BEGIN Dataset entries

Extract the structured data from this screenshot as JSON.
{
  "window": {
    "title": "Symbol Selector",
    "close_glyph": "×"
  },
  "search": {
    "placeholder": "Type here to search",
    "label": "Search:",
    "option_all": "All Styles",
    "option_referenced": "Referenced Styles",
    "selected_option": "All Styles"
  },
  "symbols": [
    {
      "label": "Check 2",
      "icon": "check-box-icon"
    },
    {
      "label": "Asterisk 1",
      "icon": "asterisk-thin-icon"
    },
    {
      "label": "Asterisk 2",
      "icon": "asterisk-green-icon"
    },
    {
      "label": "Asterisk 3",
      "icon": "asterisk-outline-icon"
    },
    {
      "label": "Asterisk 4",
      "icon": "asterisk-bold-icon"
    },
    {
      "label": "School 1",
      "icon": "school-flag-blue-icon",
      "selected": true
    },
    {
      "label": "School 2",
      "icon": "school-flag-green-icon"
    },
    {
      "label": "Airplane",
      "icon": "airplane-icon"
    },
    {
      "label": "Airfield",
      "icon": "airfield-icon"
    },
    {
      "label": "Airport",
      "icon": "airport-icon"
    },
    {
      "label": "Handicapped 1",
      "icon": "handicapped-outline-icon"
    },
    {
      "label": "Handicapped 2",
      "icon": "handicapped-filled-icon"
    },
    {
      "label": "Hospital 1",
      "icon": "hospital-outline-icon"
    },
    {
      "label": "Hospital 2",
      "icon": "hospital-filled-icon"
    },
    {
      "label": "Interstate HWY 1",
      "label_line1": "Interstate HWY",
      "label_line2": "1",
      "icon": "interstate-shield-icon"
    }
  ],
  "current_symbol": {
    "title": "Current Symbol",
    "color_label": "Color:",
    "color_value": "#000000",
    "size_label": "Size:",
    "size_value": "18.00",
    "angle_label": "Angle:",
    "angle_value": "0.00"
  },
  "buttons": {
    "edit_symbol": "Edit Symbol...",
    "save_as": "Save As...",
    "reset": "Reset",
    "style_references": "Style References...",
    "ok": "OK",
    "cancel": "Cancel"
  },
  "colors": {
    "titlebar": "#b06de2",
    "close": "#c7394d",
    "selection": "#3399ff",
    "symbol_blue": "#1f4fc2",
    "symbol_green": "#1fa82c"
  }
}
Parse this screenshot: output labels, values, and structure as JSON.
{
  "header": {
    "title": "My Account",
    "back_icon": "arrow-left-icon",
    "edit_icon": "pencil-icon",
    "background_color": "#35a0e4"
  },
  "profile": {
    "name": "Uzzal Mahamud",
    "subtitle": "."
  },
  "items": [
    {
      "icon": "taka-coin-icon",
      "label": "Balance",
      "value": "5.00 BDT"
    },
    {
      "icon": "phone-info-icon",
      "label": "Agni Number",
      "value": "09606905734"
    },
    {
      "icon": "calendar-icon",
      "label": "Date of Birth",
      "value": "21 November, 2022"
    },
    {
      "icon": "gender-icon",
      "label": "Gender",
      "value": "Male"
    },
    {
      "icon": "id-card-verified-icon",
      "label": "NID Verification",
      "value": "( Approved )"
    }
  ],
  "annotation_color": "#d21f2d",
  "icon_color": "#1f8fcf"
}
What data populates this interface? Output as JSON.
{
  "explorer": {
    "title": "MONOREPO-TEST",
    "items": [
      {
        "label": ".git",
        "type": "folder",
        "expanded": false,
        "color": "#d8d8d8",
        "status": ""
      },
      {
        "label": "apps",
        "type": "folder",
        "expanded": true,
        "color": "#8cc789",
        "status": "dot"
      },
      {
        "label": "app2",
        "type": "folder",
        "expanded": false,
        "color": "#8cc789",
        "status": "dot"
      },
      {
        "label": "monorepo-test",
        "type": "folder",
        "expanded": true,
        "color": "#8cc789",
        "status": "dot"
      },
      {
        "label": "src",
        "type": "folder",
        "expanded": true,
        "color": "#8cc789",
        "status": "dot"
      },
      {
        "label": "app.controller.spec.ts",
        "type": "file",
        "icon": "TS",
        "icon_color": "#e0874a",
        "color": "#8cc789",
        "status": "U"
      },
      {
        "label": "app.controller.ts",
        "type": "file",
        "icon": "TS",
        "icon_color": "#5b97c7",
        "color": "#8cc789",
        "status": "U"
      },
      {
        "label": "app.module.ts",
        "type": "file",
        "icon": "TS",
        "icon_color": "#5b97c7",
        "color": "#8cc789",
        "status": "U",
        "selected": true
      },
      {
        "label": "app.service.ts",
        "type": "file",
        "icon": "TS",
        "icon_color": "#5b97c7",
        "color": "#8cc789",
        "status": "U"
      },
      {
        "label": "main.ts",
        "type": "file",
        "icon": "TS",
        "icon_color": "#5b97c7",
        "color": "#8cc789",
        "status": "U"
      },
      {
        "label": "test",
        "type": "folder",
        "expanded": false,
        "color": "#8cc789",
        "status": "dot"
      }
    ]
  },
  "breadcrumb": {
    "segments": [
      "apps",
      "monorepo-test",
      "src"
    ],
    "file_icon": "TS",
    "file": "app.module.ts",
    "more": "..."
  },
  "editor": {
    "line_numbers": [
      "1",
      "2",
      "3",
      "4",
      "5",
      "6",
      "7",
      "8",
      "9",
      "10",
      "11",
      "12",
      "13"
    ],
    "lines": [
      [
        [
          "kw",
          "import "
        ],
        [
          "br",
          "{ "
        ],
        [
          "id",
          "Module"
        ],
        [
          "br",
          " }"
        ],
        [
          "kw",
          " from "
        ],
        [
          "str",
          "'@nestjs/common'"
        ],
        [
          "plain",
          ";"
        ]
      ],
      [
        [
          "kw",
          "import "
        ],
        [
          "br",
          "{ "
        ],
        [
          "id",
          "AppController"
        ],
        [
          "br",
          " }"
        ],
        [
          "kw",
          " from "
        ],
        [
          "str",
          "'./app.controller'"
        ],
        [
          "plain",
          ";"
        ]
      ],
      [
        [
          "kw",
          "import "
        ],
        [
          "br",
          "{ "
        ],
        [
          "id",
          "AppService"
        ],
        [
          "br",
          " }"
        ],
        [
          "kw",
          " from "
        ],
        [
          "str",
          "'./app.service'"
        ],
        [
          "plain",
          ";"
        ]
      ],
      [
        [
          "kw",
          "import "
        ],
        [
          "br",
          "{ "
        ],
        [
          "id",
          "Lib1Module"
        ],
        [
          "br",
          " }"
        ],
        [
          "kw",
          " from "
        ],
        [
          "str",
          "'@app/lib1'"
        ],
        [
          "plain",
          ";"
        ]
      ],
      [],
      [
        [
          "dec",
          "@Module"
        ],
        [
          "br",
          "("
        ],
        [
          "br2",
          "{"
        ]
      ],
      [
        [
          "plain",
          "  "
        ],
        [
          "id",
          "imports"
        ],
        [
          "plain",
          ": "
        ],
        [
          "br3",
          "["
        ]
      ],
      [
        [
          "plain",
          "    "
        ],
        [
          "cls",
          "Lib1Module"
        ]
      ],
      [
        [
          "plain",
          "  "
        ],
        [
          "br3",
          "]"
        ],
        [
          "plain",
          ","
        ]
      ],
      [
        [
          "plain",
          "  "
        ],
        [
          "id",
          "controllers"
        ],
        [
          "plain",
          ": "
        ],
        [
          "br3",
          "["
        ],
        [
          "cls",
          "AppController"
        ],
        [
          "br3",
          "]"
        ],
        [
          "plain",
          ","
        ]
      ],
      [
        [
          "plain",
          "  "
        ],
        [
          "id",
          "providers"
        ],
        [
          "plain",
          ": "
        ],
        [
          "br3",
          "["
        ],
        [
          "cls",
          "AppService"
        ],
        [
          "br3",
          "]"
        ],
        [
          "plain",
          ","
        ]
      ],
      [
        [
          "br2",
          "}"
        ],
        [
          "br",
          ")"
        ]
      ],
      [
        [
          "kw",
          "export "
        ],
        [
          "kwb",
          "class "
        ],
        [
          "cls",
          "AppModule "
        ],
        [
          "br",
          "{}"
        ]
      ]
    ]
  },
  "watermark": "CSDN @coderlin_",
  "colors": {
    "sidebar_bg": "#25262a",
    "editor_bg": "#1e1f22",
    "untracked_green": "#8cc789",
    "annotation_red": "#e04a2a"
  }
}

END Dataset entries

• Brief:
Read through the entries and copy every line that includes "flag".

• Expected answer:
      "icon": "school-flag-blue-icon",
      "icon": "school-flag-green-icon"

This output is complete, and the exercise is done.